● Work to do
Go through the listing below and gather every line with the word "будет".

● Records
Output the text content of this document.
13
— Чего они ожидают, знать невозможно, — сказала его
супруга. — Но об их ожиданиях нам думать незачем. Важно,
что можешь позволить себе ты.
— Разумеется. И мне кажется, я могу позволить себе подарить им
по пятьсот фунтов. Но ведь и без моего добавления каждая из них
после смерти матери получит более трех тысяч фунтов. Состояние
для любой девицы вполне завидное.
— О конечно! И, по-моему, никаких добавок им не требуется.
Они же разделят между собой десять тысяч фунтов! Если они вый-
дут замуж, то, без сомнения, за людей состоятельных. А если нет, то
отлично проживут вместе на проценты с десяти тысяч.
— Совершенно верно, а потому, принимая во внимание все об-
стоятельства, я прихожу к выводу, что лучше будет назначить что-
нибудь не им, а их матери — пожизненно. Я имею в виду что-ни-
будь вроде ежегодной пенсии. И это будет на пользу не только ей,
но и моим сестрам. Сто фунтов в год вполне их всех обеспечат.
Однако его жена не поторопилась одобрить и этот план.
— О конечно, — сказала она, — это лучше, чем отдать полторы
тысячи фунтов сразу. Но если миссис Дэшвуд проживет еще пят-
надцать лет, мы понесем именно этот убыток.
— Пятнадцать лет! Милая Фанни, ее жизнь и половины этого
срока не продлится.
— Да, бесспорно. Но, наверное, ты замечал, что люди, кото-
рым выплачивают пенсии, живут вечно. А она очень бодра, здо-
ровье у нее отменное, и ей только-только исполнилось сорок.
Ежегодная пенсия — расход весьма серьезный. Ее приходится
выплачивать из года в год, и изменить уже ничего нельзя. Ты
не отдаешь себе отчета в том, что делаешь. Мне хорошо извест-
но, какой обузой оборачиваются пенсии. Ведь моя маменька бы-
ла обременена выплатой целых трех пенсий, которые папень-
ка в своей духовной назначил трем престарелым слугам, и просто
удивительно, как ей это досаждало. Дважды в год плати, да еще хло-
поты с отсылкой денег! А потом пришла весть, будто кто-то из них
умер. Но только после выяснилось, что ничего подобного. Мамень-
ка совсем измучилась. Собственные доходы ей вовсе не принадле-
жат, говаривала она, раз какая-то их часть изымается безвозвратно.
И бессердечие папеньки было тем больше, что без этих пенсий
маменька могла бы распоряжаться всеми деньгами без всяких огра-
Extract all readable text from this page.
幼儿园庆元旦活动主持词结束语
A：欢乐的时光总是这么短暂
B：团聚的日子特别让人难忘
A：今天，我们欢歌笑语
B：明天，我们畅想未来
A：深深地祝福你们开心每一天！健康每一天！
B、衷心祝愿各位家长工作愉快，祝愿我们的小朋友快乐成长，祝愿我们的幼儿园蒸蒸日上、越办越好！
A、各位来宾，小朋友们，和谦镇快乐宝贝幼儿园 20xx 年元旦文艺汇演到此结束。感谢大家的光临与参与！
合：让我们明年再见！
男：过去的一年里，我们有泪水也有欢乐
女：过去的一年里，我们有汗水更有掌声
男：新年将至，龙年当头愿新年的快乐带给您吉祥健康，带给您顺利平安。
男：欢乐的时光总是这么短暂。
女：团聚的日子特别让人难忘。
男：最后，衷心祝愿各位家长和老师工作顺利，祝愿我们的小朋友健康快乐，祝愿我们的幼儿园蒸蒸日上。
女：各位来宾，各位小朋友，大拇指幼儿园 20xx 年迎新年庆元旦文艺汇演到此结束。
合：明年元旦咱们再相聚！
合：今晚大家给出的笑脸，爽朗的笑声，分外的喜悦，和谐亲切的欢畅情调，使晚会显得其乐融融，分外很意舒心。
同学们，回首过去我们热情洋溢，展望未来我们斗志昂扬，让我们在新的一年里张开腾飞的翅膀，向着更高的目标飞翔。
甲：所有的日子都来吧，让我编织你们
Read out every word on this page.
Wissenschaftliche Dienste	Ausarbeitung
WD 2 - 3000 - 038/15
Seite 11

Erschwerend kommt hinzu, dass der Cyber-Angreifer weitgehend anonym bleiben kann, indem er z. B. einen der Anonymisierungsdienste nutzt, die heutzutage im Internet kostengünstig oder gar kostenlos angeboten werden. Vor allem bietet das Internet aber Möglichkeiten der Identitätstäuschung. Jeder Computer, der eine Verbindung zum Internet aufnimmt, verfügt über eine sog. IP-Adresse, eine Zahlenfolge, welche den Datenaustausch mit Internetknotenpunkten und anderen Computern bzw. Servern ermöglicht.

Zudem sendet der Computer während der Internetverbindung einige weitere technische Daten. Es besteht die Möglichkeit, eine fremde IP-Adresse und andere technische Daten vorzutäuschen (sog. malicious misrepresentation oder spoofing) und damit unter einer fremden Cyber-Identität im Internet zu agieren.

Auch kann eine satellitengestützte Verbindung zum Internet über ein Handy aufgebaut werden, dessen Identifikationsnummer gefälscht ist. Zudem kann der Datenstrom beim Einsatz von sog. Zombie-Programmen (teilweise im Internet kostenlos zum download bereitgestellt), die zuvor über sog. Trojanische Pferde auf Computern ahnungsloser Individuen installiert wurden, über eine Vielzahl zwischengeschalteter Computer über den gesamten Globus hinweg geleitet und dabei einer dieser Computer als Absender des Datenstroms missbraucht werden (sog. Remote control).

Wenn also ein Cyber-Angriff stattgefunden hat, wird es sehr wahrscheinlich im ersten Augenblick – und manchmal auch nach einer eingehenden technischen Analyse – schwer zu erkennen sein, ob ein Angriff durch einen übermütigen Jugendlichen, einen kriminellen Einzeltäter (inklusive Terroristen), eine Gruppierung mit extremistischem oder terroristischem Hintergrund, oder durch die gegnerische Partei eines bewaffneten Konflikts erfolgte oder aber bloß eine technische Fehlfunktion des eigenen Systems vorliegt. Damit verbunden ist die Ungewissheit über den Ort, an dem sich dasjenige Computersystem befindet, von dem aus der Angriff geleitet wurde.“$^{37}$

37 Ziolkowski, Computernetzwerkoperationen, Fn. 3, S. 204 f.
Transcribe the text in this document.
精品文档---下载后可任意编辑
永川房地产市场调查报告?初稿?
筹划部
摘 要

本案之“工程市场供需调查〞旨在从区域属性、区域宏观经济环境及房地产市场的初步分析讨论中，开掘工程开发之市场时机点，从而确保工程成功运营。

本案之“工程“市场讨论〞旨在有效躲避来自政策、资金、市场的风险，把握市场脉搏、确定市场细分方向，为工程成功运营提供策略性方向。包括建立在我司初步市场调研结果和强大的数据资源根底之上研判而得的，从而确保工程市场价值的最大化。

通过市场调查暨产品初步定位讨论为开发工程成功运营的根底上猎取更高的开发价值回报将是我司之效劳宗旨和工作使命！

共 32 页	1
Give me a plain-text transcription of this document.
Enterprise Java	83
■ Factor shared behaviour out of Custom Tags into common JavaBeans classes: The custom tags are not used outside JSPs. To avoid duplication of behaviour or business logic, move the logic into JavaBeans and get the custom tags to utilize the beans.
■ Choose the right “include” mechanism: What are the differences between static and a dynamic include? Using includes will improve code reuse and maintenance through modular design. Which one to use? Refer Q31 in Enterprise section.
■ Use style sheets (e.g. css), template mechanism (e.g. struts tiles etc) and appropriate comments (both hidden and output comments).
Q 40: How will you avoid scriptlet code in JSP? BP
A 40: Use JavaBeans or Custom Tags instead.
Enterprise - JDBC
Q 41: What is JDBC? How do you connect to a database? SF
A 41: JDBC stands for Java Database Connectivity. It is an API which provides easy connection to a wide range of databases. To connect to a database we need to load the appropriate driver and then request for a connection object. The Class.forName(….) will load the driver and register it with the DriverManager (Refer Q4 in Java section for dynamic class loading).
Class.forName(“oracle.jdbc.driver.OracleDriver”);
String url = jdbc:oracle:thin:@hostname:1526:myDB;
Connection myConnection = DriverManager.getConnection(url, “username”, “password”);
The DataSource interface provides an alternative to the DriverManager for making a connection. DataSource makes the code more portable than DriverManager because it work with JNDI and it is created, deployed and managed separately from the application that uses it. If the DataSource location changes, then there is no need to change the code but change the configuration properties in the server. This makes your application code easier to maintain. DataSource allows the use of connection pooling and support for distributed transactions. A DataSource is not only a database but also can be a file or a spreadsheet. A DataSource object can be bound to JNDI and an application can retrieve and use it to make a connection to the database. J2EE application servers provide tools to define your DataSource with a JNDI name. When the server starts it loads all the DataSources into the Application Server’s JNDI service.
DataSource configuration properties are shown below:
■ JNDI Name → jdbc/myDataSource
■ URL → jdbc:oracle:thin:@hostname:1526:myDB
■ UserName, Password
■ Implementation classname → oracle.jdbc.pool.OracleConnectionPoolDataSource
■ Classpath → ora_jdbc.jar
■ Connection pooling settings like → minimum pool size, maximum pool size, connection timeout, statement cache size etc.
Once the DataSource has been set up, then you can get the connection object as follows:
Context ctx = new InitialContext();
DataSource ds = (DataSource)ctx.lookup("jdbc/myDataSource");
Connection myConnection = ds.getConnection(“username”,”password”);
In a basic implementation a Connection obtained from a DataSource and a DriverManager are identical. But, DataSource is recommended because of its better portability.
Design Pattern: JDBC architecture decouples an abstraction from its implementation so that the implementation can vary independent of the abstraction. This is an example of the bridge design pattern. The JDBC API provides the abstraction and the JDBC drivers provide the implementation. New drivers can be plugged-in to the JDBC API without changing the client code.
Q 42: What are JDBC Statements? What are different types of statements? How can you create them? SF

● Output below
стоятельства, я прихожу к выводу, что лучше будет назначить что-
будь вроде ежегодной пенсии. И это будет на пользу не только ей,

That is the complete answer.